• What the task requires
The records below must be duplicated exactly, character for character.

(Saved entries)
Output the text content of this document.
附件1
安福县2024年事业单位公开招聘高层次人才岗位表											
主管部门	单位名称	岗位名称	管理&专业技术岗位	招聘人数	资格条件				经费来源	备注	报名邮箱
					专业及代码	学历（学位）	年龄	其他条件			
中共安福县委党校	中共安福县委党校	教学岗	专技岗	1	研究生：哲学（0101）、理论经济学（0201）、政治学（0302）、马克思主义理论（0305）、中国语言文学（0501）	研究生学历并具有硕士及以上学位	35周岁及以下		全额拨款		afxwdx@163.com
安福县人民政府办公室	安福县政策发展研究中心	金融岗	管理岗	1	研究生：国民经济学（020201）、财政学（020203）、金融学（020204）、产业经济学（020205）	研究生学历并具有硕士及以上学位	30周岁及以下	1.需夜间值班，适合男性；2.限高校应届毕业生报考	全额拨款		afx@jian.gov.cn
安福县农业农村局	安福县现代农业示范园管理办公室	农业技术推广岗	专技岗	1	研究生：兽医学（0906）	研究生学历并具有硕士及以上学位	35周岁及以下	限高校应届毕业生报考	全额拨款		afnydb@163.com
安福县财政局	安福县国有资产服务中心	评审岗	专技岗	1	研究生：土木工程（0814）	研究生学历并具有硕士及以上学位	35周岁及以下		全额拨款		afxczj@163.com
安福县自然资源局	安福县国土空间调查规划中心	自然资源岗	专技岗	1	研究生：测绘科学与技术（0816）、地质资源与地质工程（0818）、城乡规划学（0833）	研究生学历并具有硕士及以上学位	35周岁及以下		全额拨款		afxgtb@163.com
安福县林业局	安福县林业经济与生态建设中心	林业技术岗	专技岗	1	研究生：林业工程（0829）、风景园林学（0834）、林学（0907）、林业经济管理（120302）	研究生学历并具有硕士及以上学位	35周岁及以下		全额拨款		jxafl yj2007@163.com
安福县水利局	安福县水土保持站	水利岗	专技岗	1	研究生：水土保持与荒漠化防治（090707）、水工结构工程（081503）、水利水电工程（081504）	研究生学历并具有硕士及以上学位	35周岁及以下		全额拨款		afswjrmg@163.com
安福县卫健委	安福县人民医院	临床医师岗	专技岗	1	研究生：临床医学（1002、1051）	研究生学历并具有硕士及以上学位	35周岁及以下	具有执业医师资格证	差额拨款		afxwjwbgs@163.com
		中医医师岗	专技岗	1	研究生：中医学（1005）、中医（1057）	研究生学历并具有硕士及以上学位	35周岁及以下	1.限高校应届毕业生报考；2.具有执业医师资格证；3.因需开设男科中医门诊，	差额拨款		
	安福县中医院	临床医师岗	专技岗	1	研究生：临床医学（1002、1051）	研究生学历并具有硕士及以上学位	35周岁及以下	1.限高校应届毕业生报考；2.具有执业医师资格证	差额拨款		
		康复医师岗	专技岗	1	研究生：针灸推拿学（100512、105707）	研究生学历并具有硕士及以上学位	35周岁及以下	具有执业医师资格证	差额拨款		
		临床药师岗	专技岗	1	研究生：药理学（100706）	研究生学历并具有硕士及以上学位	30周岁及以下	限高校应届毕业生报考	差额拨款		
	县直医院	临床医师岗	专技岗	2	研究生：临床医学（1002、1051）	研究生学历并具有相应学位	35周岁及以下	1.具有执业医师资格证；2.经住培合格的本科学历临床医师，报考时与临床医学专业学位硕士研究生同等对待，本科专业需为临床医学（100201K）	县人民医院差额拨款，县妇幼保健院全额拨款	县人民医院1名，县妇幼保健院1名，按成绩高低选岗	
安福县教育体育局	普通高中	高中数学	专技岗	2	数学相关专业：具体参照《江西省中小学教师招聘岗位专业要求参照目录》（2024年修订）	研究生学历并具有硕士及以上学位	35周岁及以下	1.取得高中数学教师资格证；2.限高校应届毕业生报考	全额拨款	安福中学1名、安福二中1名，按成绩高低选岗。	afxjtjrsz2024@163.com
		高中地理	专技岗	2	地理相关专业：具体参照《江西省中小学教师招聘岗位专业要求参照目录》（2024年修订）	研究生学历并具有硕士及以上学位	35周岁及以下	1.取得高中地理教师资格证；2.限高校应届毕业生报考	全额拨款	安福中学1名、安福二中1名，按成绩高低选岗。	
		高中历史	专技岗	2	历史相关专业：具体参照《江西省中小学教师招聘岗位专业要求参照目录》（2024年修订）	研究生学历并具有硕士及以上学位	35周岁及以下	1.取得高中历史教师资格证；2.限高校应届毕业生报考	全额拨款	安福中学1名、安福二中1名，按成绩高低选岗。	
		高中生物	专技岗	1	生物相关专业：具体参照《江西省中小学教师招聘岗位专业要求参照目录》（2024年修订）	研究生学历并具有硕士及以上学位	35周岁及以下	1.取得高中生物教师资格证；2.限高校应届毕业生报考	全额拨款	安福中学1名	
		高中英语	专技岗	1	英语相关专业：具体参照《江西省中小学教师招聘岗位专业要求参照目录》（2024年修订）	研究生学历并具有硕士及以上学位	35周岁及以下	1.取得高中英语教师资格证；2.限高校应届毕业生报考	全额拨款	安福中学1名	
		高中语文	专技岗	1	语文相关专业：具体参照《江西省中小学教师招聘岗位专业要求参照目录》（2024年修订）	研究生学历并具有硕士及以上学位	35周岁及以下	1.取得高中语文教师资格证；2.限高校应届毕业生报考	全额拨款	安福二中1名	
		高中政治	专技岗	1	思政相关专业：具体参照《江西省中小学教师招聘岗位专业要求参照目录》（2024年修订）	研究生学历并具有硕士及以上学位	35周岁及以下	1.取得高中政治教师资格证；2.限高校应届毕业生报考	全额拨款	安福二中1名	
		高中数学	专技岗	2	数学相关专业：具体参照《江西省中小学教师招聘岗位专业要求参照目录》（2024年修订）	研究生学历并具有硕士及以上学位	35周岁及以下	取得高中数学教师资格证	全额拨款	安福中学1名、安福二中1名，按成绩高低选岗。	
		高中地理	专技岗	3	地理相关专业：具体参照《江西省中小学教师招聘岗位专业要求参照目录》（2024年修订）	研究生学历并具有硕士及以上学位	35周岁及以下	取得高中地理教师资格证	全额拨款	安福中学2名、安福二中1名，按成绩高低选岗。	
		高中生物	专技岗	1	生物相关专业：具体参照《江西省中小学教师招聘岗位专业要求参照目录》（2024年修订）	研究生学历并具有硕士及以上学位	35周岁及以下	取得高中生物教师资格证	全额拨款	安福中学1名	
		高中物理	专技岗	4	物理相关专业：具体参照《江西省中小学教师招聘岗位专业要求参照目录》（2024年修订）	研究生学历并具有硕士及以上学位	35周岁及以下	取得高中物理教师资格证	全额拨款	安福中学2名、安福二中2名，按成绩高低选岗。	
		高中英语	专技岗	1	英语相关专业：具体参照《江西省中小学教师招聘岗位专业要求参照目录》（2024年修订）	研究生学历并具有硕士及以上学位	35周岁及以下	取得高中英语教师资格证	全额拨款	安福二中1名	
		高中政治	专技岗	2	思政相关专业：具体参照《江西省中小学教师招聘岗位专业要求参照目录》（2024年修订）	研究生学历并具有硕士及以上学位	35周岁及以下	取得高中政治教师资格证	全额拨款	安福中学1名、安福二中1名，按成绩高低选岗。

• Exercise output
Output the text content of this document.
附件1
安福县2024年事业单位公开招聘高层次人才岗位表											
主管部门	单位名称	岗位名称	管理&专业技术岗位	招聘人数	资格条件				经费来源	备注	报名邮箱
					专业及代码	学历（学位）	年龄	其他条件			
中共安福县委党校	中共安福县委党校	教学岗	专技岗	1	研究生：哲学（0101）、理论经济学（0201）、政治学（0302）、马克思主义理论（0305）、中国语言文学（0501）	研究生学历并具有硕士及以上学位	35周岁及以下		全额拨款		afxwdx@163.com
安福县人民政府办公室	安福县政策发展研究中心	金融岗	管理岗	1	研究生：国民经济学（020201）、财政学（020203）、金融学（020204）、产业经济学（020205）	研究生学历并具有硕士及以上学位	30周岁及以下	1.需夜间值班，适合男性；2.限高校应届毕业生报考	全额拨款		afx@jian.gov.cn
安福县农业农村局	安福县现代农业示范园管理办公室	农业技术推广岗	专技岗	1	研究生：兽医学（0906）	研究生学历并具有硕士及以上学位	35周岁及以下	限高校应届毕业生报考	全额拨款		afnydb@163.com
安福县财政局	安福县国有资产服务中心	评审岗	专技岗	1	研究生：土木工程（0814）	研究生学历并具有硕士及以上学位	35周岁及以下		全额拨款		afxczj@163.com
安福县自然资源局	安福县国土空间调查规划中心	自然资源岗	专技岗	1	研究生：测绘科学与技术（0816）、地质资源与地质工程（0818）、城乡规划学（0833）	研究生学历并具有硕士及以上学位	35周岁及以下		全额拨款		afxgtb@163.com
安福县林业局	安福县林业经济与生态建设中心	林业技术岗	专技岗	1	研究生：林业工程（0829）、风景园林学（0834）、林学（0907）、林业经济管理（120302）	研究生学历并具有硕士及以上学位	35周岁及以下		全额拨款		jxafl yj2007@163.com
安福县水利局	安福县水土保持站	水利岗	专技岗	1	研究生：水土保持与荒漠化防治（090707）、水工结构工程（081503）、水利水电工程（081504）	研究生学历并具有硕士及以上学位	35周岁及以下		全额拨款		afswjrmg@163.com
安福县卫健委	安福县人民医院	临床医师岗	专技岗	1	研究生：临床医学（1002、1051）	研究生学历并具有硕士及以上学位	35周岁及以下	具有执业医师资格证	差额拨款		afxwjwbgs@163.com
		中医医师岗	专技岗	1	研究生：中医学（1005）、中医（1057）	研究生学历并具有硕士及以上学位	35周岁及以下	1.限高校应届毕业生报考；2.具有执业医师资格证；3.因需开设男科中医门诊，	差额拨款		
	安福县中医院	临床医师岗	专技岗	1	研究生：临床医学（1002、1051）	研究生学历并具有硕士及以上学位	35周岁及以下	1.限高校应届毕业生报考；2.具有执业医师资格证	差额拨款		
		康复医师岗	专技岗	1	研究生：针灸推拿学（100512、105707）	研究生学历并具有硕士及以上学位	35周岁及以下	具有执业医师资格证	差额拨款		
		临床药师岗	专技岗	1	研究生：药理学（100706）	研究生学历并具有硕士及以上学位	30周岁及以下	限高校应届毕业生报考	差额拨款		
	县直医院	临床医师岗	专技岗	2	研究生：临床医学（1002、1051）	研究生学历并具有相应学位	35周岁及以下	1.具有执业医师资格证；2.经住培合格的本科学历临床医师，报考时与临床医学专业学位硕士研究生同等对待，本科专业需为临床医学（100201K）	县人民医院差额拨款，县妇幼保健院全额拨款	县人民医院1名，县妇幼保健院1名，按成绩高低选岗	
安福县教育体育局	普通高中	高中数学	专技岗	2	数学相关专业：具体参照《江西省中小学教师招聘岗位专业要求参照目录》（2024年修订）	研究生学历并具有硕士及以上学位	35周岁及以下	1.取得高中数学教师资格证；2.限高校应届毕业生报考	全额拨款	安福中学1名、安福二中1名，按成绩高低选岗。	afxjtjrsz2024@163.com
		高中地理	专技岗	2	地理相关专业：具体参照《江西省中小学教师招聘岗位专业要求参照目录》（2024年修订）	研究生学历并具有硕士及以上学位	35周岁及以下	1.取得高中地理教师资格证；2.限高校应届毕业生报考	全额拨款	安福中学1名、安福二中1名，按成绩高低选岗。	
		高中历史	专技岗	2	历史相关专业：具体参照《江西省中小学教师招聘岗位专业要求参照目录》（2024年修订）	研究生学历并具有硕士及以上学位	35周岁及以下	1.取得高中历史教师资格证；2.限高校应届毕业生报考	全额拨款	安福中学1名、安福二中1名，按成绩高低选岗。	
		高中生物	专技岗	1	生物相关专业：具体参照《江西省中小学教师招聘岗位专业要求参照目录》（2024年修订）	研究生学历并具有硕士及以上学位	35周岁及以下	1.取得高中生物教师资格证；2.限高校应届毕业生报考	全额拨款	安福中学1名	
		高中英语	专技岗	1	英语相关专业：具体参照《江西省中小学教师招聘岗位专业要求参照目录》（2024年修订）	研究生学历并具有硕士及以上学位	35周岁及以下	1.取得高中英语教师资格证；2.限高校应届毕业生报考	全额拨款	安福中学1名	
		高中语文	专技岗	1	语文相关专业：具体参照《江西省中小学教师招聘岗位专业要求参照目录》（2024年修订）	研究生学历并具有硕士及以上学位	35周岁及以下	1.取得高中语文教师资格证；2.限高校应届毕业生报考	全额拨款	安福二中1名	
		高中政治	专技岗	1	思政相关专业：具体参照《江西省中小学教师招聘岗位专业要求参照目录》（2024年修订）	研究生学历并具有硕士及以上学位	35周岁及以下	1.取得高中政治教师资格证；2.限高校应届毕业生报考	全额拨款	安福二中1名	
		高中数学	专技岗	2	数学相关专业：具体参照《江西省中小学教师招聘岗位专业要求参照目录》（2024年修订）	研究生学历并具有硕士及以上学位	35周岁及以下	取得高中数学教师资格证	全额拨款	安福中学1名、安福二中1名，按成绩高低选岗。	
		高中地理	专技岗	3	地理相关专业：具体参照《江西省中小学教师招聘岗位专业要求参照目录》（2024年修订）	研究生学历并具有硕士及以上学位	35周岁及以下	取得高中地理教师资格证	全额拨款	安福中学2名、安福二中1名，按成绩高低选岗。	
		高中生物	专技岗	1	生物相关专业：具体参照《江西省中小学教师招聘岗位专业要求参照目录》（2024年修订）	研究生学历并具有硕士及以上学位	35周岁及以下	取得高中生物教师资格证	全额拨款	安福中学1名	
		高中物理	专技岗	4	物理相关专业：具体参照《江西省中小学教师招聘岗位专业要求参照目录》（2024年修订）	研究生学历并具有硕士及以上学位	35周岁及以下	取得高中物理教师资格证	全额拨款	安福中学2名、安福二中2名，按成绩高低选岗。	
		高中英语	专技岗	1	英语相关专业：具体参照《江西省中小学教师招聘岗位专业要求参照目录》（2024年修订）	研究生学历并具有硕士及以上学位	35周岁及以下	取得高中英语教师资格证	全额拨款	安福二中1名	
		高中政治	专技岗	2	思政相关专业：具体参照《江西省中小学教师招聘岗位专业要求参照目录》（2024年修订）	研究生学历并具有硕士及以上学位	35周岁及以下	取得高中政治教师资格证	全额拨款	安福中学1名、安福二中1名，按成绩高低选岗。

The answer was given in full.